## BEGIN
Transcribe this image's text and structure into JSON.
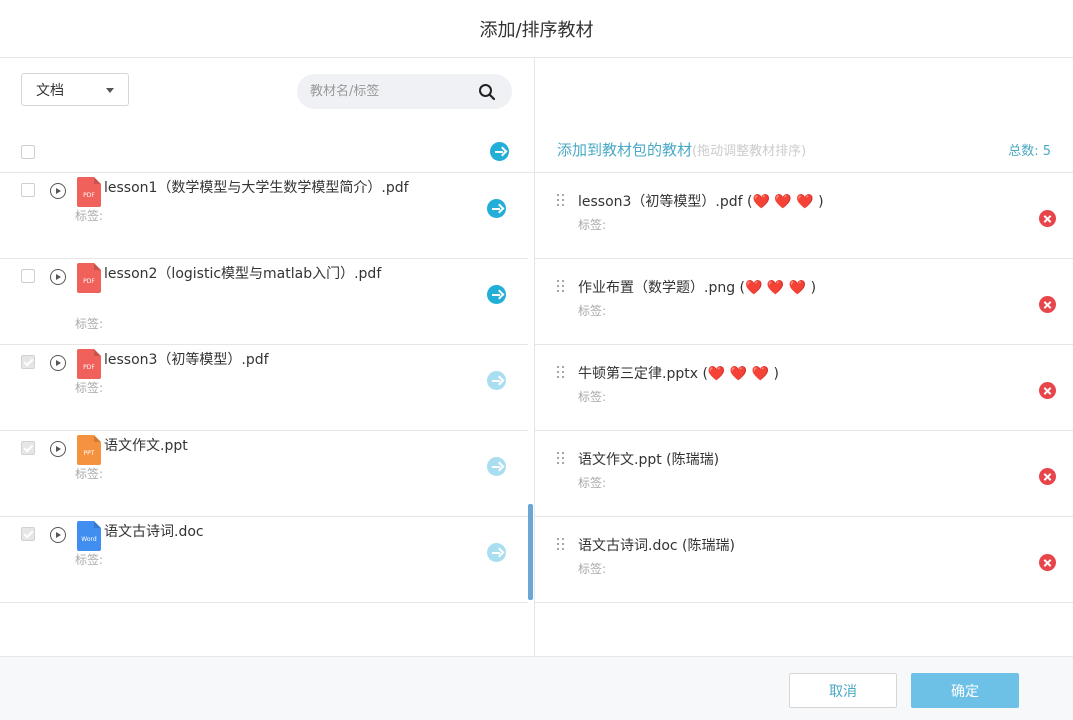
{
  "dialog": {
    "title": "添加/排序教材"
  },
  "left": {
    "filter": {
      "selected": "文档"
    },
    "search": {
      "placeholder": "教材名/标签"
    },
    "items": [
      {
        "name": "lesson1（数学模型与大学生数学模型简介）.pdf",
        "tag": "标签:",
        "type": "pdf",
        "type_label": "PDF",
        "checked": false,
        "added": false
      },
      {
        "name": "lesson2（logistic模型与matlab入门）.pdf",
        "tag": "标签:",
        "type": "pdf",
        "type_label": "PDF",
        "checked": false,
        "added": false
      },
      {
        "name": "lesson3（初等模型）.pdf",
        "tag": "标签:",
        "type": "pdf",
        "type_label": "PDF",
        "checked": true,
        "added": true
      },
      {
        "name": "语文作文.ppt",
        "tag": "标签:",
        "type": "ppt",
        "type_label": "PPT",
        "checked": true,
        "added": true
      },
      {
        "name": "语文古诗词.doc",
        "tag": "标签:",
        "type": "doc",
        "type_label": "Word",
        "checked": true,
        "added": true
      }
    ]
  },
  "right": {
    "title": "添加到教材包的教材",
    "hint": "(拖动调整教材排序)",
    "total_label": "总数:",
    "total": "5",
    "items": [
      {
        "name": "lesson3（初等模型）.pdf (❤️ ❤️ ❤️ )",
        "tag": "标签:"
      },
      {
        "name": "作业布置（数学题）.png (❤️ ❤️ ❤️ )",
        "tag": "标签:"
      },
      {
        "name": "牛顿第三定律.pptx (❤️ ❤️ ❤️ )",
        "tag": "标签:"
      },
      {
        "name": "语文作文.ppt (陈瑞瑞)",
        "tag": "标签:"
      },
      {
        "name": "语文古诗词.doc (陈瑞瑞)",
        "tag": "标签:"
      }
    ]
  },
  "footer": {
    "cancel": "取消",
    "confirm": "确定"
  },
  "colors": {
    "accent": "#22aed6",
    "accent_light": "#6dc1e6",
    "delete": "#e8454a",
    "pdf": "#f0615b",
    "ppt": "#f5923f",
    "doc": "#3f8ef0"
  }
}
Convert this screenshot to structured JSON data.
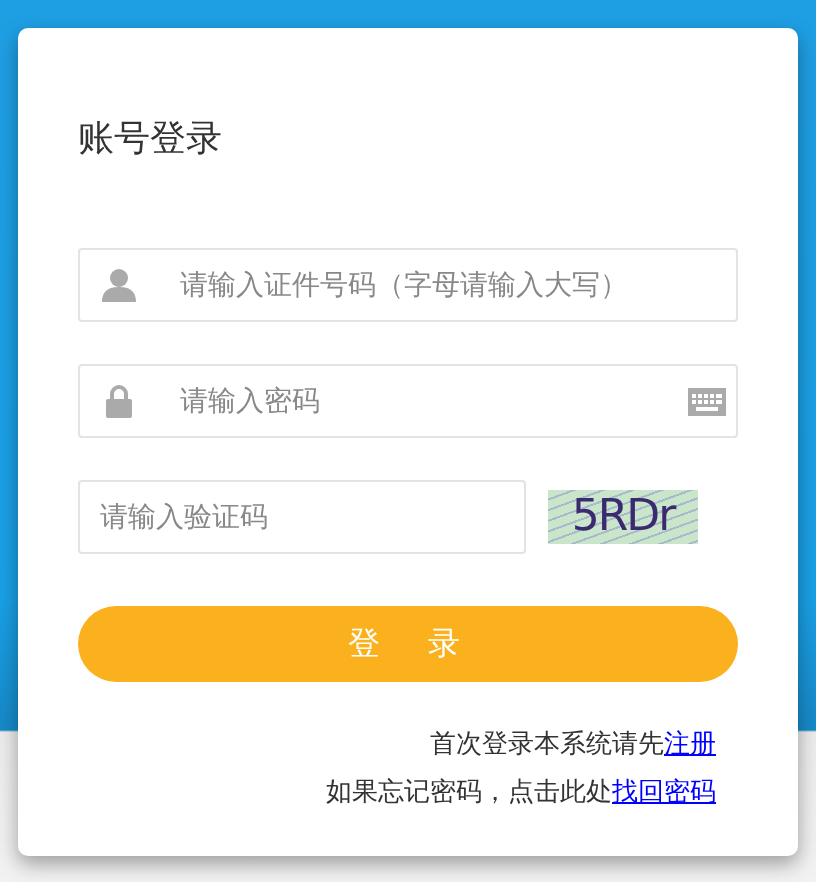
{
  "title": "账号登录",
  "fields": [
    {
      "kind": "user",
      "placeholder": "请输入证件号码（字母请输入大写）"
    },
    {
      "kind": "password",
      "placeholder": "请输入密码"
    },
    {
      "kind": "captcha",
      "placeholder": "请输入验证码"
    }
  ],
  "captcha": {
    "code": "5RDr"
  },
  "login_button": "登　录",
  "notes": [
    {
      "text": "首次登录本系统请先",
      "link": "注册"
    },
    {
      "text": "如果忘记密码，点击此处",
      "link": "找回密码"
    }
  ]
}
## END
**EXERCISE BRIEF:** Restate the data above word for word. Skip every picture.

**THE ANSWER:**
Transcribe this image's text and structure into JSON.
{
  "dialog": {
    "title": "添加/排序教材"
  },
  "left": {
    "filter": {
      "selected": "文档"
    },
    "search": {
      "placeholder": "教材名/标签"
    },
    "items": [
      {
        "name": "lesson1（数学模型与大学生数学模型简介）.pdf",
        "tag": "标签:",
        "type": "pdf",
        "type_label": "PDF",
        "checked": false,
        "added": false
      },
      {
        "name": "lesson2（logistic模型与matlab入门）.pdf",
        "tag": "标签:",
        "type": "pdf",
        "type_label": "PDF",
        "checked": false,
        "added": false
      },
      {
        "name": "lesson3（初等模型）.pdf",
        "tag": "标签:",
        "type": "pdf",
        "type_label": "PDF",
        "checked": true,
        "added": true
      },
      {
        "name": "语文作文.ppt",
        "tag": "标签:",
        "type": "ppt",
        "type_label": "PPT",
        "checked": true,
        "added": true
      },
      {
        "name": "语文古诗词.doc",
        "tag": "标签:",
        "type": "doc",
        "type_label": "Word",
        "checked": true,
        "added": true
      }
    ]
  },
  "right": {
    "title": "添加到教材包的教材",
    "hint": "(拖动调整教材排序)",
    "total_label": "总数:",
    "total": "5",
    "items": [
      {
        "name": "lesson3（初等模型）.pdf (❤️ ❤️ ❤️ )",
        "tag": "标签:"
      },
      {
        "name": "作业布置（数学题）.png (❤️ ❤️ ❤️ )",
        "tag": "标签:"
      },
      {
        "name": "牛顿第三定律.pptx (❤️ ❤️ ❤️ )",
        "tag": "标签:"
      },
      {
        "name": "语文作文.ppt (陈瑞瑞)",
        "tag": "标签:"
      },
      {
        "name": "语文古诗词.doc (陈瑞瑞)",
        "tag": "标签:"
      }
    ]
  },
  "footer": {
    "cancel": "取消",
    "confirm": "确定"
  },
  "colors": {
    "accent": "#22aed6",
    "accent_light": "#6dc1e6",
    "delete": "#e8454a",
    "pdf": "#f0615b",
    "ppt": "#f5923f",
    "doc": "#3f8ef0"
  }
}
Convert this screenshot to structured JSON data.
{
  "title": "账号登录",
  "fields": [
    {
      "kind": "user",
      "placeholder": "请输入证件号码（字母请输入大写）"
    },
    {
      "kind": "password",
      "placeholder": "请输入密码"
    },
    {
      "kind": "captcha",
      "placeholder": "请输入验证码"
    }
  ],
  "captcha": {
    "code": "5RDr"
  },
  "login_button": "登　录",
  "notes": [
    {
      "text": "首次登录本系统请先",
      "link": "注册"
    },
    {
      "text": "如果忘记密码，点击此处",
      "link": "找回密码"
    }
  ]
}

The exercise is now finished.